* [Material supplied]:
• • • • •

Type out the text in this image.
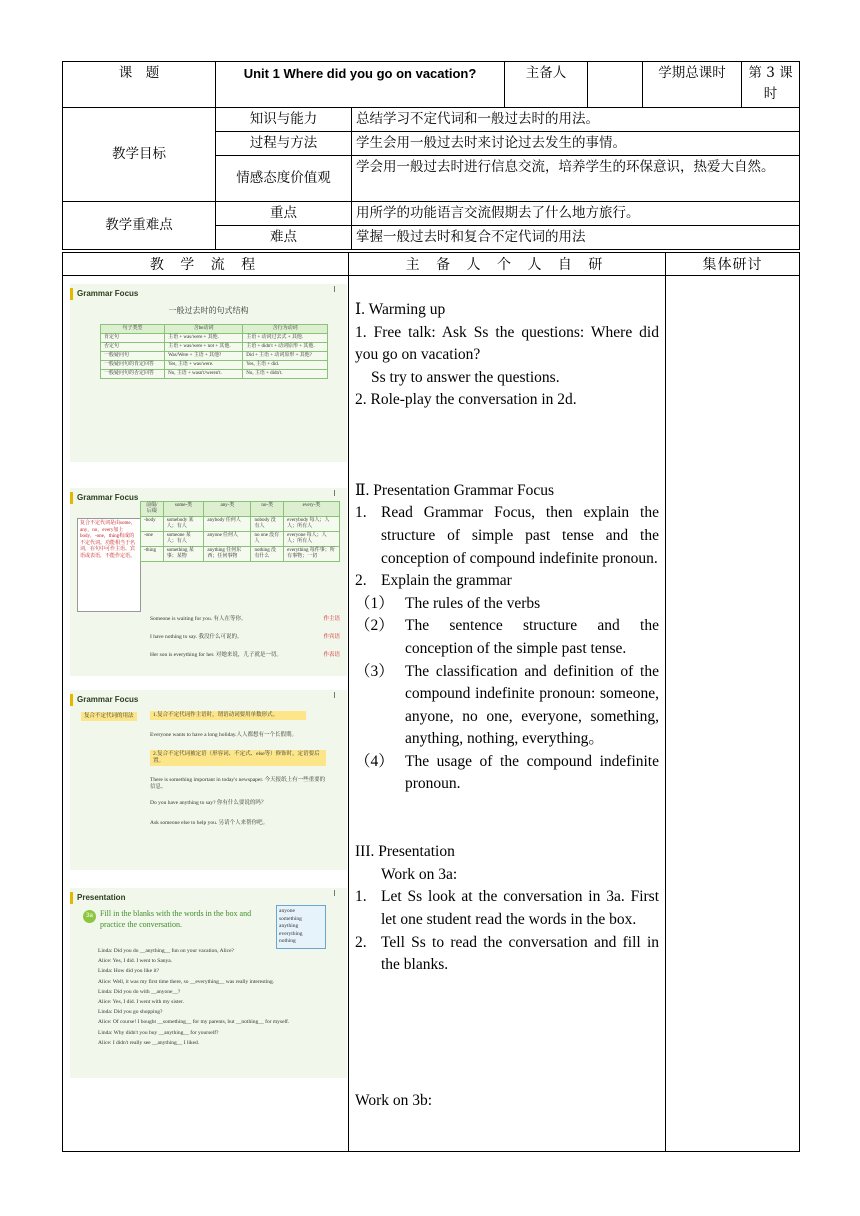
课　题	Unit 1 Where did you go on vacation?		主备人		学期总课时	第 3 课时
教学目标	知识与能力	总结学习不定代词和一般过去时的用法。				
	过程与方法	学生会用一般过去时来讨论过去发生的事情。				
	情感态度价值观	学会用一般过去时进行信息交流，培养学生的环保意识，热爱大自然。				
教学重难点	重点	用所学的功能语言交流假期去了什么地方旅行。				
	难点	掌握一般过去时和复合不定代词的用法				
教 学 流 程	主 备 人 个 人 自 研	集体研讨

Grammar Focus
一般过去时的句式结构
句子类型	含be动词	含行为动词
肯定句	主语 + was/were + 其他.	主语 + 动词过去式 + 其他.
否定句	主语 + was/were + not + 其他.	主语 + didn't + 动词原形 + 其他.
一般疑问句	Was/Were + 主语 + 其他?	Did + 主语 + 动词原形 + 其他?
一般疑问句的肯定回答	Yes, 主语 + was/were.	Yes, 主语 + did.
一般疑问句的否定回答	No, 主语 + wasn't/weren't.	No, 主语 + didn't.
Grammar Focus
复合不定代词是由some，any，no，every加上body，-one，thing构成的不定代词。功能相当于名词，在句中可作主语、宾语或表语，不能作定语。
前缀/后缀	some-类	any-类	no-类	every-类
-body	somebody 某人；有人	anybody 任何人	nobody 没有人	everybody 每人；人人；所有人
-one	someone 某人；有人	anyone 任何人	no one 没有人	everyone 每人；人人；所有人
-thing	something 某事；某物	anything 任何东西；任何事物	nothing 没有什么	everything 每件事；所有事物；一切
Someone is waiting for you. 有人在等你。	作主语
I have nothing to say. 我没什么可说的。	作宾语
Her son is everything for her. 对她来说，儿子就是一切。	作表语
Grammar Focus
复合不定代词的用法	1.复合不定代词作主语时，谓语动词要用单数形式。
Everyone wants to have a long holiday.人人都想有一个长假期。
2.复合不定代词被定语（形容词、不定式、else等）修饰时，定语要后置。
There is something important in today's newspaper. 今天报纸上有一些重要的信息。
Do you have anything to say? 你有什么要说的吗？
Ask someone else to help you. 另请个人来帮你吧。
Presentation
3a Fill in the blanks with the words in the box and practice the conversation.
anyone
something
anything
everything
nothing
Linda: Did you do __anything__ fun on your vacation, Alice?
Alice: Yes, I did. I went to Sanya.
Linda: How did you like it?
Alice: Well, it was my first time there, so __everything__ was really interesting.
Linda: Did you do with __anyone__?
Alice: Yes, I did. I went with my sister.
Linda: Did you go shopping?
Alice: Of course! I bought __something__ for my parents, but __nothing__ for myself.
Linda: Why didn't you buy __anything__ for yourself?
Alice: I didn't really see __anything__ I liked.

Ⅰ. Warming up

1. Free talk: Ask Ss the questions: Where did you go on vacation?

Ss try to answer the questions.

2. Role-play the conversation in 2d.

Ⅱ. Presentation Grammar Focus

1. Read Grammar Focus, then explain the structure of simple past tense and the conception of compound indefinite pronoun.
2. Explain the grammar
（1） The rules of the verbs
（2） The sentence structure and the conception of the simple past tense.
（3） The classification and definition of the compound indefinite pronoun: someone, anyone, no one, everyone, something, anything, nothing, everything。
（4） The usage of the compound indefinite pronoun.

III. Presentation

Work on 3a:

1. Let Ss look at the conversation in 3a. First let one student read the words in the box.
2. Tell Ss to read the conversation and fill in the blanks.

Work on 3b:
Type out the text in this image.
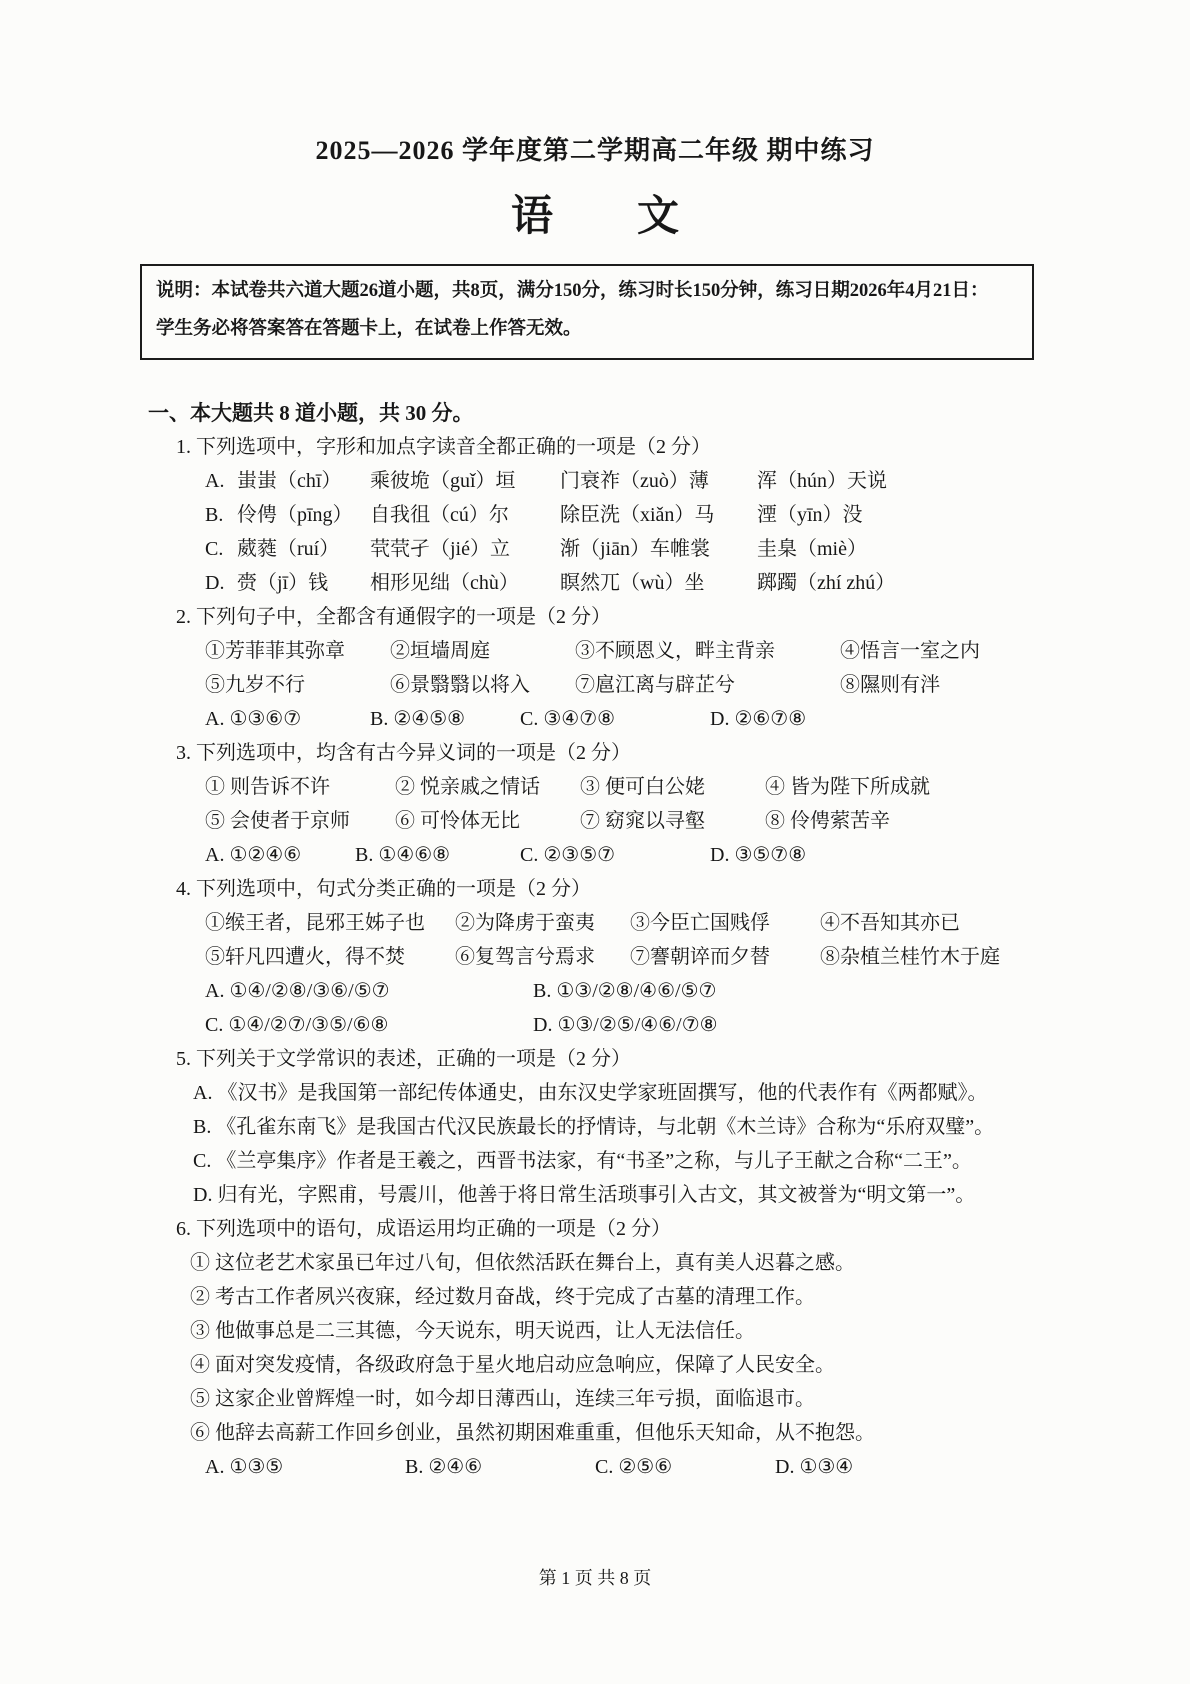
2025—2026 学年度第二学期高二年级 期中练习
语　　文
说明：本试卷共六道大题26道小题，共8页，满分150分，练习时长150分钟，练习日期2026年4月21日：
学生务必将答案答在答题卡上，在试卷上作答无效。
一、本大题共 8 道小题，共 30 分。
1. 下列选项中，字形和加点字读音全都正确的一项是（2 分）
A. 蚩蚩（chī）	乘彼垝（guǐ）垣	门衰祚（zuò）薄	浑（hún）天说
B. 伶俜（pīng） 自我徂（cú）尔	除臣洗（xiǎn）马	湮（yīn）没
C. 葳蕤（ruí）	茕茕孑（jié）立	渐（jiān）车帷裳	圭臬（miè）
D. 赍（jī）钱	相形见绌（chù）	瞑然兀（wù）坐	踯躅（zhí zhú）
2. 下列句子中，全都含有通假字的一项是（2 分）
①芳菲菲其弥章	②垣墙周庭	③不顾恩义，畔主背亲	④悟言一室之内
⑤九岁不行	⑥景翳翳以将入	⑦扈江离与辟芷兮	⑧隰则有泮
A. ①③⑥⑦	B. ②④⑤⑧	C. ③④⑦⑧	D. ②⑥⑦⑧
3. 下列选项中，均含有古今异义词的一项是（2 分）
① 则告诉不许	② 悦亲戚之情话	③ 便可白公姥	④ 皆为陛下所成就
⑤ 会使者于京师	⑥ 可怜体无比	⑦ 窈窕以寻壑	⑧ 伶俜萦苦辛
A. ①②④⑥	B. ①④⑥⑧	C. ②③⑤⑦	D. ③⑤⑦⑧
4. 下列选项中，句式分类正确的一项是（2 分）
①缑王者，昆邪王姊子也	②为降虏于蛮夷	③今臣亡国贱俘	④不吾知其亦已
⑤轩凡四遭火，得不焚	⑥复驾言兮焉求	⑦謇朝谇而夕替	⑧杂植兰桂竹木于庭
A. ①④/②⑧/③⑥/⑤⑦	B. ①③/②⑧/④⑥/⑤⑦
C. ①④/②⑦/③⑤/⑥⑧	D. ①③/②⑤/④⑥/⑦⑧
5. 下列关于文学常识的表述，正确的一项是（2 分）
A. 《汉书》是我国第一部纪传体通史，由东汉史学家班固撰写，他的代表作有《两都赋》。
B. 《孔雀东南飞》是我国古代汉民族最长的抒情诗，与北朝《木兰诗》合称为“乐府双璧”。
C. 《兰亭集序》作者是王羲之，西晋书法家，有“书圣”之称，与儿子王献之合称“二王”。
D. 归有光，字熙甫，号震川，他善于将日常生活琐事引入古文，其文被誉为“明文第一”。
6. 下列选项中的语句，成语运用均正确的一项是（2 分）
① 这位老艺术家虽已年过八旬，但依然活跃在舞台上，真有美人迟暮之感。
② 考古工作者夙兴夜寐，经过数月奋战，终于完成了古墓的清理工作。
③ 他做事总是二三其德，今天说东，明天说西，让人无法信任。
④ 面对突发疫情，各级政府急于星火地启动应急响应，保障了人民安全。
⑤ 这家企业曾辉煌一时，如今却日薄西山，连续三年亏损，面临退市。
⑥ 他辞去高薪工作回乡创业，虽然初期困难重重，但他乐天知命，从不抱怨。
A. ①③⑤	B. ②④⑥	C. ②⑤⑥	D. ①③④
第 1 页 共 8 页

• • • • •

* [The request]: Each record above must be returned exactly as written, with its pictures omitted.

* [Exercise output]:
Type out the text in this image.
课　题	Unit 1 Where did you go on vacation?		主备人		学期总课时	第 3 课时
教学目标	知识与能力	总结学习不定代词和一般过去时的用法。				
	过程与方法	学生会用一般过去时来讨论过去发生的事情。				
	情感态度价值观	学会用一般过去时进行信息交流，培养学生的环保意识，热爱大自然。				
教学重难点	重点	用所学的功能语言交流假期去了什么地方旅行。				
	难点	掌握一般过去时和复合不定代词的用法				
教 学 流 程	主 备 人 个 人 自 研	集体研讨

Grammar Focus
一般过去时的句式结构
句子类型	含be动词	含行为动词
肯定句	主语 + was/were + 其他.	主语 + 动词过去式 + 其他.
否定句	主语 + was/were + not + 其他.	主语 + didn't + 动词原形 + 其他.
一般疑问句	Was/Were + 主语 + 其他?	Did + 主语 + 动词原形 + 其他?
一般疑问句的肯定回答	Yes, 主语 + was/were.	Yes, 主语 + did.
一般疑问句的否定回答	No, 主语 + wasn't/weren't.	No, 主语 + didn't.
Grammar Focus
复合不定代词是由some，any，no，every加上body，-one，thing构成的不定代词。功能相当于名词，在句中可作主语、宾语或表语，不能作定语。
前缀/后缀	some-类	any-类	no-类	every-类
-body	somebody 某人；有人	anybody 任何人	nobody 没有人	everybody 每人；人人；所有人
-one	someone 某人；有人	anyone 任何人	no one 没有人	everyone 每人；人人；所有人
-thing	something 某事；某物	anything 任何东西；任何事物	nothing 没有什么	everything 每件事；所有事物；一切
Someone is waiting for you. 有人在等你。	作主语
I have nothing to say. 我没什么可说的。	作宾语
Her son is everything for her. 对她来说，儿子就是一切。	作表语
Grammar Focus
复合不定代词的用法	1.复合不定代词作主语时，谓语动词要用单数形式。
Everyone wants to have a long holiday.人人都想有一个长假期。
2.复合不定代词被定语（形容词、不定式、else等）修饰时，定语要后置。
There is something important in today's newspaper. 今天报纸上有一些重要的信息。
Do you have anything to say? 你有什么要说的吗？
Ask someone else to help you. 另请个人来帮你吧。
Presentation
3a Fill in the blanks with the words in the box and practice the conversation.
anyone
something
anything
everything
nothing
Linda: Did you do __anything__ fun on your vacation, Alice?
Alice: Yes, I did. I went to Sanya.
Linda: How did you like it?
Alice: Well, it was my first time there, so __everything__ was really interesting.
Linda: Did you do with __anyone__?
Alice: Yes, I did. I went with my sister.
Linda: Did you go shopping?
Alice: Of course! I bought __something__ for my parents, but __nothing__ for myself.
Linda: Why didn't you buy __anything__ for yourself?
Alice: I didn't really see __anything__ I liked.

Ⅰ. Warming up

1. Free talk: Ask Ss the questions: Where did you go on vacation?

Ss try to answer the questions.

2. Role-play the conversation in 2d.

Ⅱ. Presentation Grammar Focus

1. Read Grammar Focus, then explain the structure of simple past tense and the conception of compound indefinite pronoun.
2. Explain the grammar
（1） The rules of the verbs
（2） The sentence structure and the conception of the simple past tense.
（3） The classification and definition of the compound indefinite pronoun: someone, anyone, no one, everyone, something, anything, nothing, everything。
（4） The usage of the compound indefinite pronoun.

III. Presentation

Work on 3a:

1. Let Ss look at the conversation in 3a. First let one student read the words in the box.
2. Tell Ss to read the conversation and fill in the blanks.

Work on 3b:
Type out the text in this image.
2025—2026 学年度第二学期高二年级 期中练习
语　　文
说明：本试卷共六道大题26道小题，共8页，满分150分，练习时长150分钟，练习日期2026年4月21日：
学生务必将答案答在答题卡上，在试卷上作答无效。
一、本大题共 8 道小题，共 30 分。
1. 下列选项中，字形和加点字读音全都正确的一项是（2 分）
A. 蚩蚩（chī）	乘彼垝（guǐ）垣	门衰祚（zuò）薄	浑（hún）天说
B. 伶俜（pīng） 自我徂（cú）尔	除臣洗（xiǎn）马	湮（yīn）没
C. 葳蕤（ruí）	茕茕孑（jié）立	渐（jiān）车帷裳	圭臬（miè）
D. 赍（jī）钱	相形见绌（chù）	瞑然兀（wù）坐	踯躅（zhí zhú）
2. 下列句子中，全都含有通假字的一项是（2 分）
①芳菲菲其弥章	②垣墙周庭	③不顾恩义，畔主背亲	④悟言一室之内
⑤九岁不行	⑥景翳翳以将入	⑦扈江离与辟芷兮	⑧隰则有泮
A. ①③⑥⑦	B. ②④⑤⑧	C. ③④⑦⑧	D. ②⑥⑦⑧
3. 下列选项中，均含有古今异义词的一项是（2 分）
① 则告诉不许	② 悦亲戚之情话	③ 便可白公姥	④ 皆为陛下所成就
⑤ 会使者于京师	⑥ 可怜体无比	⑦ 窈窕以寻壑	⑧ 伶俜萦苦辛
A. ①②④⑥	B. ①④⑥⑧	C. ②③⑤⑦	D. ③⑤⑦⑧
4. 下列选项中，句式分类正确的一项是（2 分）
①缑王者，昆邪王姊子也	②为降虏于蛮夷	③今臣亡国贱俘	④不吾知其亦已
⑤轩凡四遭火，得不焚	⑥复驾言兮焉求	⑦謇朝谇而夕替	⑧杂植兰桂竹木于庭
A. ①④/②⑧/③⑥/⑤⑦	B. ①③/②⑧/④⑥/⑤⑦
C. ①④/②⑦/③⑤/⑥⑧	D. ①③/②⑤/④⑥/⑦⑧
5. 下列关于文学常识的表述，正确的一项是（2 分）
A. 《汉书》是我国第一部纪传体通史，由东汉史学家班固撰写，他的代表作有《两都赋》。
B. 《孔雀东南飞》是我国古代汉民族最长的抒情诗，与北朝《木兰诗》合称为“乐府双璧”。
C. 《兰亭集序》作者是王羲之，西晋书法家，有“书圣”之称，与儿子王献之合称“二王”。
D. 归有光，字熙甫，号震川，他善于将日常生活琐事引入古文，其文被誉为“明文第一”。
6. 下列选项中的语句，成语运用均正确的一项是（2 分）
① 这位老艺术家虽已年过八旬，但依然活跃在舞台上，真有美人迟暮之感。
② 考古工作者夙兴夜寐，经过数月奋战，终于完成了古墓的清理工作。
③ 他做事总是二三其德，今天说东，明天说西，让人无法信任。
④ 面对突发疫情，各级政府急于星火地启动应急响应，保障了人民安全。
⑤ 这家企业曾辉煌一时，如今却日薄西山，连续三年亏损，面临退市。
⑥ 他辞去高薪工作回乡创业，虽然初期困难重重，但他乐天知命，从不抱怨。
A. ①③⑤	B. ②④⑥	C. ②⑤⑥	D. ①③④
第 1 页 共 8 页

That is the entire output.